Go through the material and tally the lines containing the string "haittavaikutuksia". Give the total alone.

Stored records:

++++++++++++++++++++

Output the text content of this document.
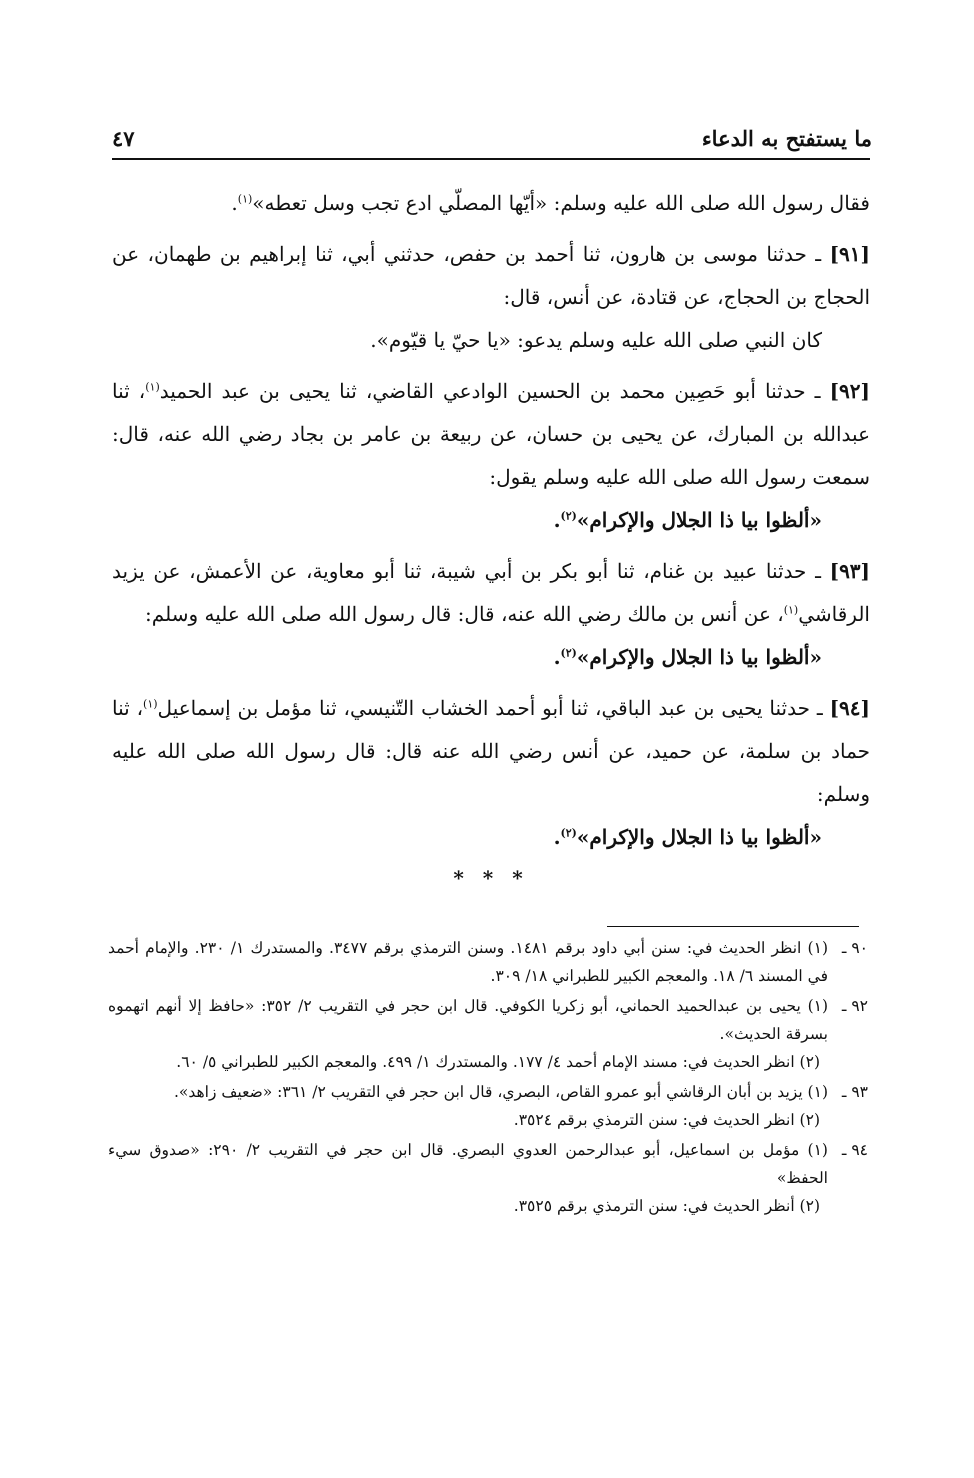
ما يستفتح به الدعاء
٤٧

فقال رسول الله صلى الله عليه وسلم: «أيّها المصلّي ادع تجب وسل تعطه»$^{(١)}$.

[٩١] ـ حدثنا موسى بن هارون، ثنا أحمد بن حفص، حدثني أبي، ثنا إبراهيم بن طهمان، عن الحجاج بن الحجاج، عن قتادة، عن أنس، قال:

كان النبي صلى الله عليه وسلم يدعو: «يا حيّ يا قيّوم».

[٩٢] ـ حدثنا أبو حَصِين محمد بن الحسين الوادعي القاضي، ثنا يحيى بن عبد الحميد$^{(١)}$، ثنا عبدالله بن المبارك، عن يحيى بن حسان، عن ربيعة بن عامر بن بجاد رضي الله عنه، قال: سمعت رسول الله صلى الله عليه وسلم يقول:

«ألظوا بيا ذا الجلال والإكرام»$^{(٢)}$.

[٩٣] ـ حدثنا عبيد بن غنام، ثنا أبو بكر بن أبي شيبة، ثنا أبو معاوية، عن الأعمش، عن يزيد الرقاشي$^{(١)}$، عن أنس بن مالك رضي الله عنه، قال: قال رسول الله صلى الله عليه وسلم:

«ألظوا بيا ذا الجلال والإكرام»$^{(٢)}$.

[٩٤] ـ حدثنا يحيى بن عبد الباقي، ثنا أبو أحمد الخشاب التّنيسي، ثنا مؤمل بن إسماعيل$^{(١)}$، ثنا حماد بن سلمة، عن حميد، عن أنس رضي الله عنه قال: قال رسول الله صلى الله عليه وسلم:

«ألظوا بيا ذا الجلال والإكرام»$^{(٢)}$.

* * *
٩٠ ـ
(١) انظر الحديث في: سنن أبي داود برقم ١٤٨١. وسنن الترمذي برقم ٣٤٧٧. والمستدرك ١/ ٢٣٠. والإمام أحمد في المسند ٦/ ١٨. والمعجم الكبير للطبراني ١٨/ ٣٠٩.
٩٢ ـ
(١) يحيى بن عبدالحميد الحماني، أبو زكريا الكوفي. قال ابن حجر في التقريب ٢/ ٣٥٢: «حافظ إلا أنهم اتهموه بسرقة الحديث».
(٢) انظر الحديث في: مسند الإمام أحمد ٤/ ١٧٧. والمستدرك ١/ ٤٩٩. والمعجم الكبير للطبراني ٥/ ٦٠.
٩٣ ـ
(١) يزيد بن أبان الرقاشي أبو عمرو القاص، البصري، قال ابن حجر في التقريب ٢/ ٣٦١: «ضعيف زاهد».
(٢) انظر الحديث في: سنن الترمذي برقم ٣٥٢٤.
٩٤ ـ
(١) مؤمل بن اسماعيل، أبو عبدالرحمن العدوي البصري. قال ابن حجر في التقريب ٢/ ٢٩٠: «صدوق سيء الحفظ»
(٢) أنظر الحديث في: سنن الترمذي برقم ٣٥٢٥.
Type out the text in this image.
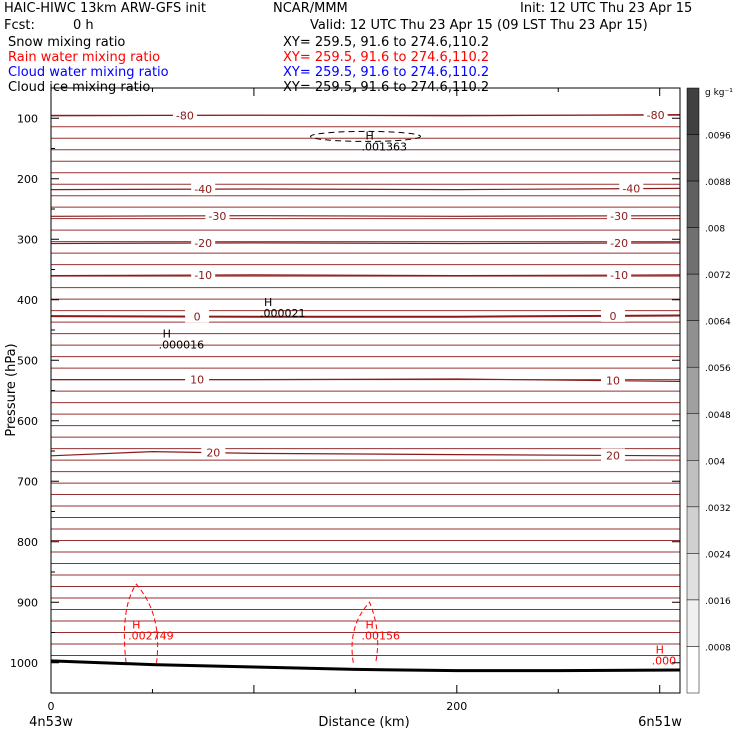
HAIC-HIWC 13km ARW-GFS init	NCAR/MMM	Init: 12 UTC Thu 23 Apr 15
Fcst:	0 h	Valid: 12 UTC Thu 23 Apr 15 (09 LST Thu 23 Apr 15)
Snow mixing ratio	XY= 259.5, 91.6 to 274.6,110.2
Rain water mixing ratio	XY= 259.5, 91.6 to 274.6,110.2
Cloud water mixing ratio	XY= 259.5, 91.6 to 274.6,110.2
Cloud ice mixing ratio	XY= 259.5, 91.6 to 274.6,110.2
-80	-80
-40	-40
-30	-30
-20	-20
-10	-10
0	0
10	10
20	20
H
.001363
H
.000021
H
.000016
H
.002749
H
.00156
H
.000
100
200
300
400
500
600
700
800
900
1000
0	200
.0008
.0016
.0024
.0032
.004
.0048
.0056
.0064
.0072
.008
.0088
.0096
g kg⁻¹
Distance (km)
Pressure (hPa)
4n53w	6n51w
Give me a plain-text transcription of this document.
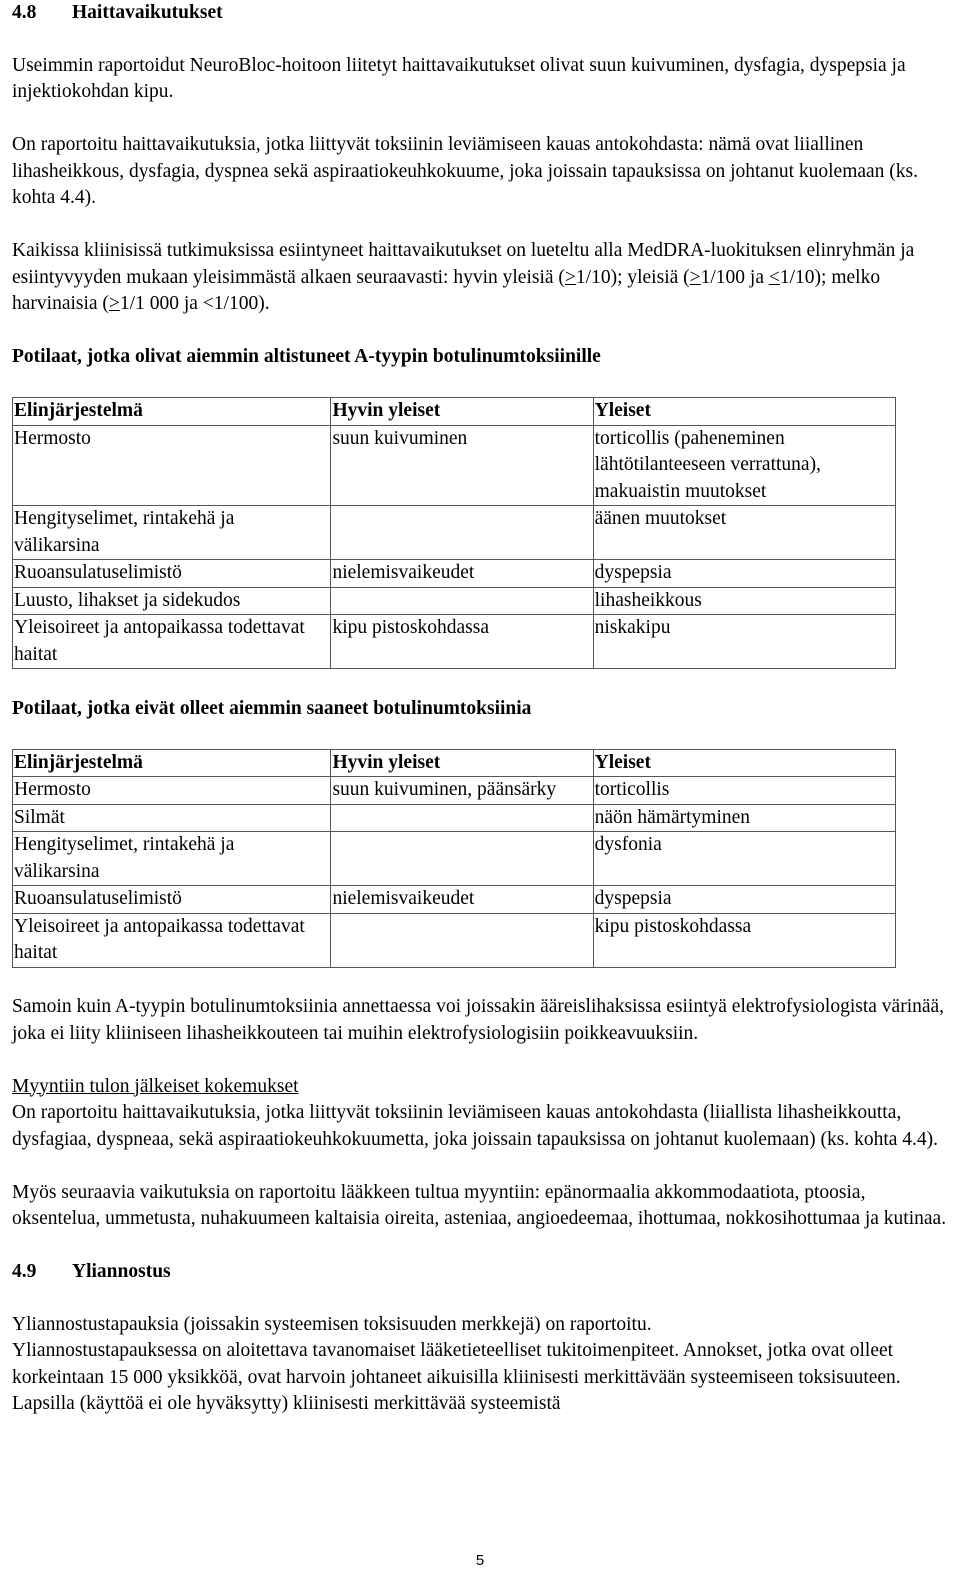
4.8 Haittavaikutukset

Useimmin raportoidut NeuroBloc-hoitoon liitetyt haittavaikutukset olivat suun kuivuminen, dysfagia, dyspepsia ja injektiokohdan kipu.

On raportoitu haittavaikutuksia, jotka liittyvät toksiinin leviämiseen kauas antokohdasta: nämä ovat liiallinen lihasheikkous, dysfagia, dyspnea sekä aspiraatiokeuhkokuume, joka joissain tapauksissa on johtanut kuolemaan (ks. kohta 4.4).

Kaikissa kliinisissä tutkimuksissa esiintyneet haittavaikutukset on lueteltu alla MedDRA-luokituksen elinryhmän ja esiintyvyyden mukaan yleisimmästä alkaen seuraavasti: hyvin yleisiä (>1/10); yleisiä (>1/100 ja <1/10); melko harvinaisia (>1/1 000 ja <1/100).

Potilaat, jotka olivat aiemmin altistuneet A-tyypin botulinumtoksiinille

Elinjärjestelmä	Hyvin yleiset	Yleiset

Hermosto	suun kuivuminen	torticollis (paheneminen lähtötilanteeseen verrattuna), makuaistin muutokset

Hengityselimet, rintakehä ja välikarsina		äänen muutokset

Ruoansulatuselimistö	nielemisvaikeudet	dyspepsia

Luusto, lihakset ja sidekudos		lihasheikkous

Yleisoireet ja antopaikassa todettavat haitat	kipu pistoskohdassa	niskakipu

Potilaat, jotka eivät olleet aiemmin saaneet botulinumtoksiinia

Elinjärjestelmä	Hyvin yleiset	Yleiset

Hermosto	suun kuivuminen, päänsärky	torticollis

Silmät		näön hämärtyminen

Hengityselimet, rintakehä ja välikarsina		dysfonia

Ruoansulatuselimistö	nielemisvaikeudet	dyspepsia

Yleisoireet ja antopaikassa todettavat haitat		kipu pistoskohdassa

Samoin kuin A-tyypin botulinumtoksiinia annettaessa voi joissakin ääreislihaksissa esiintyä elektrofysiologista värinää, joka ei liity kliiniseen lihasheikkouteen tai muihin elektrofysiologisiin poikkeavuuksiin.

Myyntiin tulon jälkeiset kokemukset

On raportoitu haittavaikutuksia, jotka liittyvät toksiinin leviämiseen kauas antokohdasta (liiallista lihasheikkoutta, dysfagiaa, dyspneaa, sekä aspiraatiokeuhkokuumetta, joka joissain tapauksissa on johtanut kuolemaan) (ks. kohta 4.4).

Myös seuraavia vaikutuksia on raportoitu lääkkeen tultua myyntiin: epänormaalia akkommodaatiota, ptoosia, oksentelua, ummetusta, nuhakuumeen kaltaisia oireita, asteniaa, angioedeemaa, ihottumaa, nokkosihottumaa ja kutinaa.

4.9 Yliannostus

Yliannostustapauksia (joissakin systeemisen toksisuuden merkkejä) on raportoitu.

Yliannostustapauksessa on aloitettava tavanomaiset lääketieteelliset tukitoimenpiteet. Annokset, jotka ovat olleet korkeintaan 15 000 yksikköä, ovat harvoin johtaneet aikuisilla kliinisesti merkittävään systeemiseen toksisuuteen. Lapsilla (käyttöä ei ole hyväksytty) kliinisesti merkittävää systeemistä

5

++++++++++++++++++++

*ANSWER TO THIS EXERCISE:* 2